**The task**
Which lines contain the string "mouvement"? Please list every one of them.
-- begin --
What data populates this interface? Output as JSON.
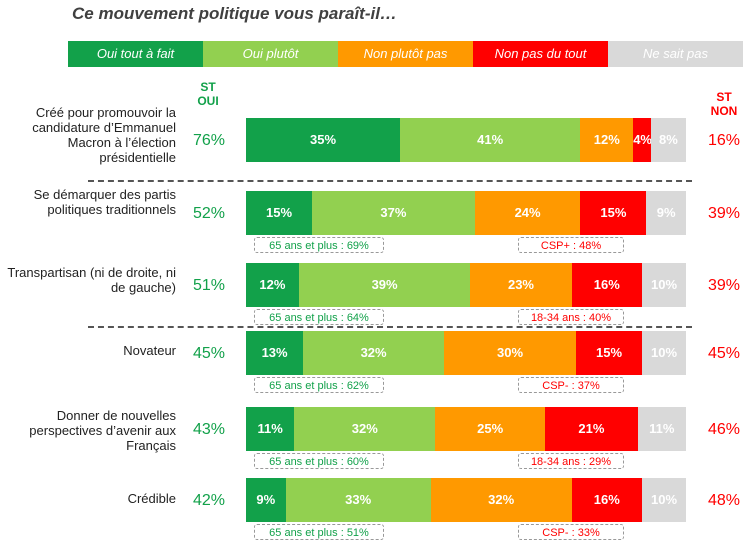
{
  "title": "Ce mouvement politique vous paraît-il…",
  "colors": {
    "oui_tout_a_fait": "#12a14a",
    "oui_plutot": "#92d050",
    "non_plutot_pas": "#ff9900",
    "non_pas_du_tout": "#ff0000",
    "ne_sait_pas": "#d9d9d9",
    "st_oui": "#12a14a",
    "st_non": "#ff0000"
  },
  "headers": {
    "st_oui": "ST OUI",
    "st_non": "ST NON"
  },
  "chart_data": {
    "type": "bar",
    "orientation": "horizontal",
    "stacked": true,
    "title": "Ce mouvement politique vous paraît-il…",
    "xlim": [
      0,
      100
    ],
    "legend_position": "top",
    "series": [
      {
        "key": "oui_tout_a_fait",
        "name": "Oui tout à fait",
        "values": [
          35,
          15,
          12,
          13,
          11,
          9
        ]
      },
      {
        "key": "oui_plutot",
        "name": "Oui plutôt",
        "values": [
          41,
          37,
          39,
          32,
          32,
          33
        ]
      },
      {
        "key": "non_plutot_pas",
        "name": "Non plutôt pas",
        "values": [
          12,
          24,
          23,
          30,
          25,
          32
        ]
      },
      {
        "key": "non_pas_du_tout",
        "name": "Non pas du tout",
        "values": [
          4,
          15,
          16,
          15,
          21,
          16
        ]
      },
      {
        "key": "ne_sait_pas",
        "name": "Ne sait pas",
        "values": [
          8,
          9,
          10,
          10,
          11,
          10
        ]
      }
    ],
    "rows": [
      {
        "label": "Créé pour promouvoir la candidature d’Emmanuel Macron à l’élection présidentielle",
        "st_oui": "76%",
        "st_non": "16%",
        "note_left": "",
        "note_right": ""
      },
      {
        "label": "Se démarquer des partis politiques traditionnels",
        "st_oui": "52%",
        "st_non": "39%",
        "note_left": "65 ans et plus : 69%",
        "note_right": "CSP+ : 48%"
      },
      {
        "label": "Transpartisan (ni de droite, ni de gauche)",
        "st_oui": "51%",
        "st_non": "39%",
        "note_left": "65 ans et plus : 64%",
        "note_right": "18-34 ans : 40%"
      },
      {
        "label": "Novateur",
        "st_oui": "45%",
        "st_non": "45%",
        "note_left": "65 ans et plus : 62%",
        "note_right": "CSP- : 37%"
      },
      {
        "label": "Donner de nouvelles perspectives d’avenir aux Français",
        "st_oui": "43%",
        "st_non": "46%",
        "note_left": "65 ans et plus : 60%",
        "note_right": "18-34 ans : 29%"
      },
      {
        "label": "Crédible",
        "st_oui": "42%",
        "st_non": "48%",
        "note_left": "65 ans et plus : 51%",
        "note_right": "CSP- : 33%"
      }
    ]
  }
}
-- end --
**Exercise answer**
  "title": "Ce mouvement politique vous paraît-il…",
    "title": "Ce mouvement politique vous paraît-il…",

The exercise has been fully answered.